GOAL OF THE EXERCISE: Copy every one of the rows below word for word, leaving out the pictures.

[start SUPPLIED RECORDS]

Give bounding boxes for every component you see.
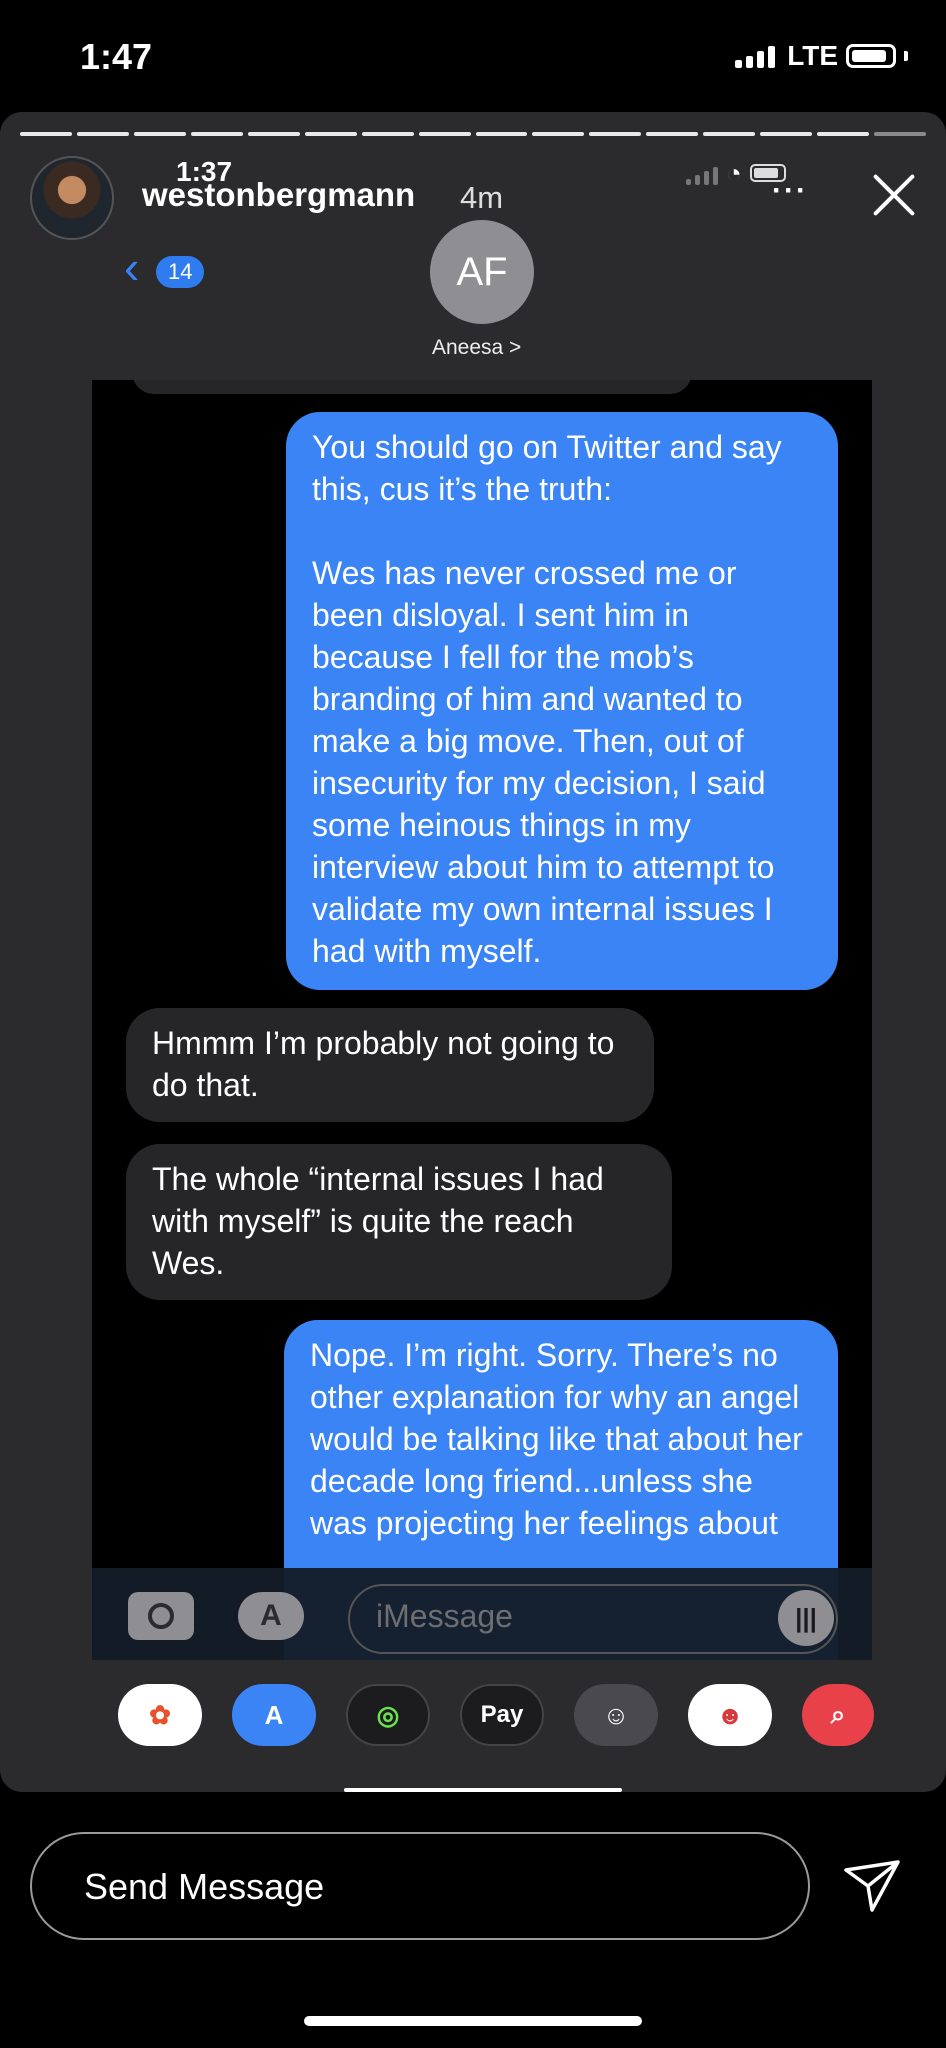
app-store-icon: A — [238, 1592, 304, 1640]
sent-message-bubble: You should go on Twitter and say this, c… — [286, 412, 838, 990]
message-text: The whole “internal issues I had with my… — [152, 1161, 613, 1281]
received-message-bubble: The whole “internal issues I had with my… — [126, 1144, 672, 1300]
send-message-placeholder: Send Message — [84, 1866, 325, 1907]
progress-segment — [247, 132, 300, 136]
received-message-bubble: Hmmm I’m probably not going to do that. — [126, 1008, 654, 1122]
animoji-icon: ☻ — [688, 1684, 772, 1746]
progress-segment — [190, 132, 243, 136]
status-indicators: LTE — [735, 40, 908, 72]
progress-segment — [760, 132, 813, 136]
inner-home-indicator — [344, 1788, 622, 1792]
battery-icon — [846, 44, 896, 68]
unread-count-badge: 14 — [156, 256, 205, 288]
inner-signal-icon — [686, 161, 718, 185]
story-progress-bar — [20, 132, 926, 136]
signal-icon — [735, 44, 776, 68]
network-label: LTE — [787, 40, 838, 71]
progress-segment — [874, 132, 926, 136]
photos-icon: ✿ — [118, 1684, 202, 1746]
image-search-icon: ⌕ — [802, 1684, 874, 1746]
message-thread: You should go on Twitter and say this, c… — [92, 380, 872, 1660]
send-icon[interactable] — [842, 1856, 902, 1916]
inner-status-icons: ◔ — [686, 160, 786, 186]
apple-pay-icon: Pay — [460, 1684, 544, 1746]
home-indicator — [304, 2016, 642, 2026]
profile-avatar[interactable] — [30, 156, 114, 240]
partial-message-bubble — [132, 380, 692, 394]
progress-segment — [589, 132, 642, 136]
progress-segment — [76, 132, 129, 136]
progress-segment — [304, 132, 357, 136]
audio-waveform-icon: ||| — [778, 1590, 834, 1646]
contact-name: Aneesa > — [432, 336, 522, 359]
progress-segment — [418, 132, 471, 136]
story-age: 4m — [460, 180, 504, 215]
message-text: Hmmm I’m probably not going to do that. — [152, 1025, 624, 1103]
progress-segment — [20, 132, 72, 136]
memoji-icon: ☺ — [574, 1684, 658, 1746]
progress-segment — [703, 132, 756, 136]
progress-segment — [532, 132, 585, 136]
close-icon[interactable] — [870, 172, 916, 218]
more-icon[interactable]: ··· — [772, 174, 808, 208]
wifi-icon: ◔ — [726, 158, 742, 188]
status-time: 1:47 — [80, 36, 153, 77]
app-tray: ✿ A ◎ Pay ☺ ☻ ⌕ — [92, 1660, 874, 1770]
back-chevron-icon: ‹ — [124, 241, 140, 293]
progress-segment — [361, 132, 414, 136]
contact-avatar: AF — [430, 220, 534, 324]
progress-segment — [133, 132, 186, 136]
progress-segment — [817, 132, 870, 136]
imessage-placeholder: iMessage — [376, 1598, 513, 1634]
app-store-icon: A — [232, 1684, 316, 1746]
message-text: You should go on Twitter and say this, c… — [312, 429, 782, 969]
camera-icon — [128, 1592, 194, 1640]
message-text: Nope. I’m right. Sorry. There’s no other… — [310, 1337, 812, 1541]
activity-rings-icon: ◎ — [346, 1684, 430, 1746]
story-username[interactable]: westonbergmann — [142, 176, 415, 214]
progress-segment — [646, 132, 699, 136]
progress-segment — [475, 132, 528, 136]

[end SUPPLIED RECORDS]

THE OUTPUT:
Give bounding boxes for every component you see.
app-store-icon: A — [238, 1592, 304, 1640]
sent-message-bubble: You should go on Twitter and say this, c… — [286, 412, 838, 990]
message-text: The whole “internal issues I had with my… — [152, 1161, 613, 1281]
received-message-bubble: The whole “internal issues I had with my… — [126, 1144, 672, 1300]
send-message-placeholder: Send Message — [84, 1866, 325, 1907]
progress-segment — [247, 132, 300, 136]
received-message-bubble: Hmmm I’m probably not going to do that. — [126, 1008, 654, 1122]
animoji-icon: ☻ — [688, 1684, 772, 1746]
progress-segment — [190, 132, 243, 136]
status-indicators: LTE — [735, 40, 908, 72]
progress-segment — [760, 132, 813, 136]
inner-home-indicator — [344, 1788, 622, 1792]
battery-icon — [846, 44, 896, 68]
unread-count-badge: 14 — [156, 256, 205, 288]
inner-signal-icon — [686, 161, 718, 185]
story-progress-bar — [20, 132, 926, 136]
signal-icon — [735, 44, 776, 68]
network-label: LTE — [787, 40, 838, 71]
progress-segment — [874, 132, 926, 136]
photos-icon: ✿ — [118, 1684, 202, 1746]
image-search-icon: ⌕ — [802, 1684, 874, 1746]
message-thread: You should go on Twitter and say this, c… — [92, 380, 872, 1660]
send-icon[interactable] — [842, 1856, 902, 1916]
inner-status-icons: ◔ — [686, 160, 786, 186]
apple-pay-icon: Pay — [460, 1684, 544, 1746]
home-indicator — [304, 2016, 642, 2026]
profile-avatar[interactable] — [30, 156, 114, 240]
partial-message-bubble — [132, 380, 692, 394]
progress-segment — [589, 132, 642, 136]
progress-segment — [76, 132, 129, 136]
progress-segment — [304, 132, 357, 136]
audio-waveform-icon: ||| — [778, 1590, 834, 1646]
contact-name: Aneesa > — [432, 336, 522, 359]
progress-segment — [418, 132, 471, 136]
story-age: 4m — [460, 180, 504, 215]
message-text: Hmmm I’m probably not going to do that. — [152, 1025, 624, 1103]
progress-segment — [20, 132, 72, 136]
memoji-icon: ☺ — [574, 1684, 658, 1746]
progress-segment — [703, 132, 756, 136]
progress-segment — [532, 132, 585, 136]
close-icon[interactable] — [870, 172, 916, 218]
more-icon[interactable]: ··· — [772, 174, 808, 208]
wifi-icon: ◔ — [726, 158, 742, 188]
status-time: 1:47 — [80, 36, 153, 77]
app-tray: ✿ A ◎ Pay ☺ ☻ ⌕ — [92, 1660, 874, 1770]
back-chevron-icon: ‹ — [124, 241, 140, 293]
progress-segment — [361, 132, 414, 136]
contact-avatar: AF — [430, 220, 534, 324]
progress-segment — [133, 132, 186, 136]
progress-segment — [817, 132, 870, 136]
imessage-placeholder: iMessage — [376, 1598, 513, 1634]
app-store-icon: A — [232, 1684, 316, 1746]
message-text: You should go on Twitter and say this, c… — [312, 429, 782, 969]
camera-icon — [128, 1592, 194, 1640]
message-text: Nope. I’m right. Sorry. There’s no other… — [310, 1337, 812, 1541]
activity-rings-icon: ◎ — [346, 1684, 430, 1746]
story-username[interactable]: westonbergmann — [142, 176, 415, 214]
progress-segment — [646, 132, 699, 136]
progress-segment — [475, 132, 528, 136]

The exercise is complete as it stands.